## Work required
Write out every entry precisely as given, leaving the pictures out.

(Dataset excerpts)
......

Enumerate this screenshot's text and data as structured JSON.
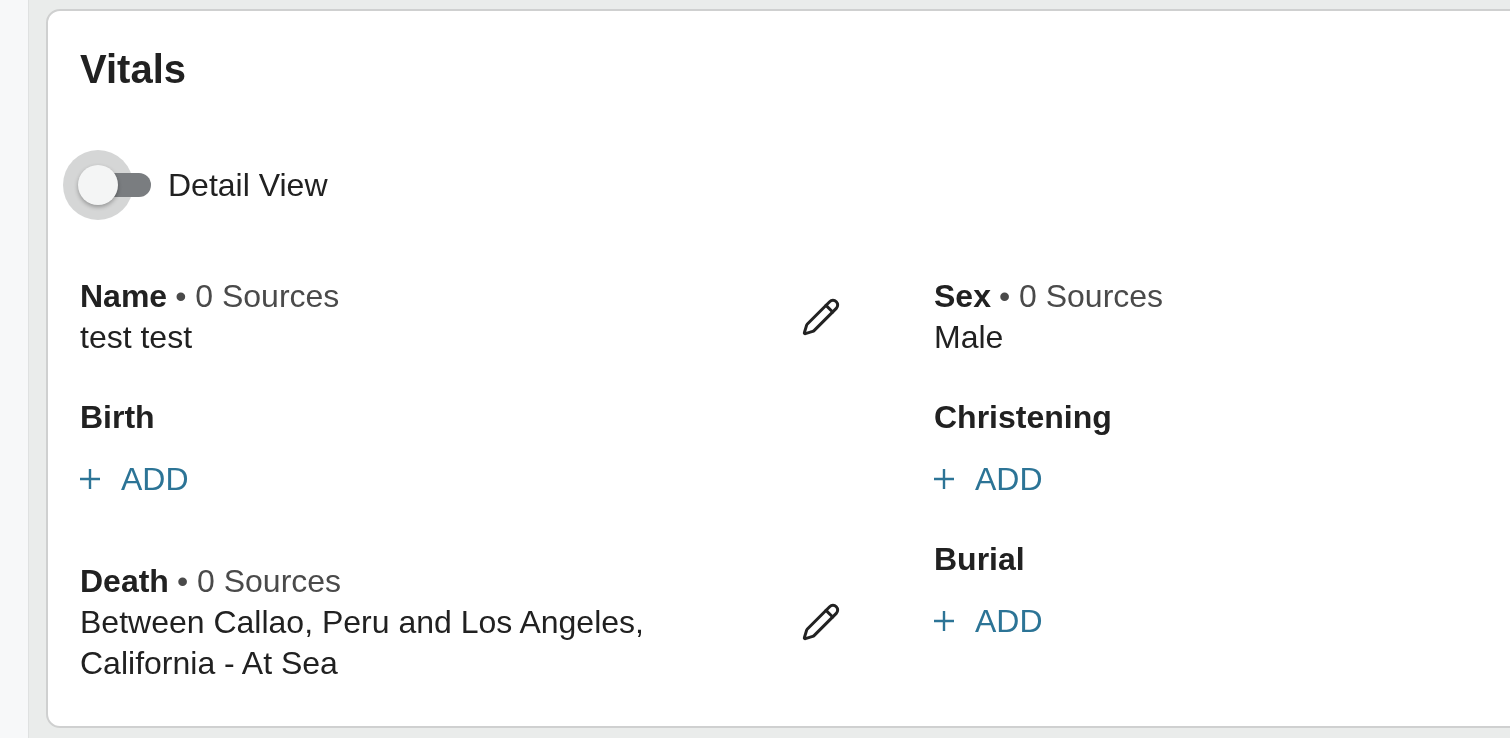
{
  "section": {
    "title": "Vitals"
  },
  "detail_view": {
    "label": "Detail View",
    "on": false
  },
  "columns": [
    {
      "items": [
        {
          "kind": "fact",
          "label": "Name",
          "sources": "• 0 Sources",
          "value": "test test",
          "editable": true
        },
        {
          "kind": "empty",
          "label": "Birth",
          "add_label": "ADD"
        },
        {
          "kind": "fact",
          "label": "Death",
          "sources": "• 0 Sources",
          "value": "Between Callao, Peru and Los Angeles, California - At Sea",
          "editable": true
        }
      ]
    },
    {
      "items": [
        {
          "kind": "fact",
          "label": "Sex",
          "sources": "• 0 Sources",
          "value": "Male",
          "editable": false
        },
        {
          "kind": "empty",
          "label": "Christening",
          "add_label": "ADD"
        },
        {
          "kind": "empty",
          "label": "Burial",
          "add_label": "ADD"
        }
      ]
    }
  ]
}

......

## Result of the exercise
Enumerate this screenshot's text and data as structured JSON.
{
  "section": {
    "title": "Vitals"
  },
  "detail_view": {
    "label": "Detail View",
    "on": false
  },
  "columns": [
    {
      "items": [
        {
          "kind": "fact",
          "label": "Name",
          "sources": "• 0 Sources",
          "value": "test test",
          "editable": true
        },
        {
          "kind": "empty",
          "label": "Birth",
          "add_label": "ADD"
        },
        {
          "kind": "fact",
          "label": "Death",
          "sources": "• 0 Sources",
          "value": "Between Callao, Peru and Los Angeles, California - At Sea",
          "editable": true
        }
      ]
    },
    {
      "items": [
        {
          "kind": "fact",
          "label": "Sex",
          "sources": "• 0 Sources",
          "value": "Male",
          "editable": false
        },
        {
          "kind": "empty",
          "label": "Christening",
          "add_label": "ADD"
        },
        {
          "kind": "empty",
          "label": "Burial",
          "add_label": "ADD"
        }
      ]
    }
  ]
}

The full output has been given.